-------- Supplied material --------

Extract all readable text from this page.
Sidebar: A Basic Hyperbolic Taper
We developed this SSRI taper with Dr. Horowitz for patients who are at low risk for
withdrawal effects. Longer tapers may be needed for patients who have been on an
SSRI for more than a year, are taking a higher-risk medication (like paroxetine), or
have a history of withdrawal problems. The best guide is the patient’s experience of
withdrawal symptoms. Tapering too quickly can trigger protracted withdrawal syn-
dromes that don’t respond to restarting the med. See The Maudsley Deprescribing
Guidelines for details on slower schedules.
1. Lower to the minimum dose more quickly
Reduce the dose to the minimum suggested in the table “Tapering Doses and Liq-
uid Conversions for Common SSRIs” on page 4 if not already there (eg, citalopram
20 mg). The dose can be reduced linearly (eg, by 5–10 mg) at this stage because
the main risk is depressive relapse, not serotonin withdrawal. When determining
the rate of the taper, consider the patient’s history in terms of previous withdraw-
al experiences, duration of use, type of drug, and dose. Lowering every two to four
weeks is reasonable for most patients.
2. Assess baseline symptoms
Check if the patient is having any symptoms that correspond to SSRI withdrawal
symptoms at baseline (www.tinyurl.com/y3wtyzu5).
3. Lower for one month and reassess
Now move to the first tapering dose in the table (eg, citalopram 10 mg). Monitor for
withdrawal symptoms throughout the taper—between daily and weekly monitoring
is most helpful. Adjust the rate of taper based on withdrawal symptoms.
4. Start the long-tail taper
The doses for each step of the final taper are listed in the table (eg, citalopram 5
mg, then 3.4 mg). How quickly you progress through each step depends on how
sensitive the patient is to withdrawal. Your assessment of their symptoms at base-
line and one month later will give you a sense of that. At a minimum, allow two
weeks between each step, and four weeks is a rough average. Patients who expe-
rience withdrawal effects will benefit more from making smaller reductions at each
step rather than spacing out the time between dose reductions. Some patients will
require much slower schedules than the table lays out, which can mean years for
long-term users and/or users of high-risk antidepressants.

--------

What is being asked =
Each record needs to be copied out again, letter for letter.

Your solution =
Extract all readable text from this page.
Sidebar: A Basic Hyperbolic Taper
We developed this SSRI taper with Dr. Horowitz for patients who are at low risk for
withdrawal effects. Longer tapers may be needed for patients who have been on an
SSRI for more than a year, are taking a higher-risk medication (like paroxetine), or
have a history of withdrawal problems. The best guide is the patient’s experience of
withdrawal symptoms. Tapering too quickly can trigger protracted withdrawal syn-
dromes that don’t respond to restarting the med. See The Maudsley Deprescribing
Guidelines for details on slower schedules.
1. Lower to the minimum dose more quickly
Reduce the dose to the minimum suggested in the table “Tapering Doses and Liq-
uid Conversions for Common SSRIs” on page 4 if not already there (eg, citalopram
20 mg). The dose can be reduced linearly (eg, by 5–10 mg) at this stage because
the main risk is depressive relapse, not serotonin withdrawal. When determining
the rate of the taper, consider the patient’s history in terms of previous withdraw-
al experiences, duration of use, type of drug, and dose. Lowering every two to four
weeks is reasonable for most patients.
2. Assess baseline symptoms
Check if the patient is having any symptoms that correspond to SSRI withdrawal
symptoms at baseline (www.tinyurl.com/y3wtyzu5).
3. Lower for one month and reassess
Now move to the first tapering dose in the table (eg, citalopram 10 mg). Monitor for
withdrawal symptoms throughout the taper—between daily and weekly monitoring
is most helpful. Adjust the rate of taper based on withdrawal symptoms.
4. Start the long-tail taper
The doses for each step of the final taper are listed in the table (eg, citalopram 5
mg, then 3.4 mg). How quickly you progress through each step depends on how
sensitive the patient is to withdrawal. Your assessment of their symptoms at base-
line and one month later will give you a sense of that. At a minimum, allow two
weeks between each step, and four weeks is a rough average. Patients who expe-
rience withdrawal effects will benefit more from making smaller reductions at each
step rather than spacing out the time between dose reductions. Some patients will
require much slower schedules than the table lays out, which can mean years for
long-term users and/or users of high-risk antidepressants.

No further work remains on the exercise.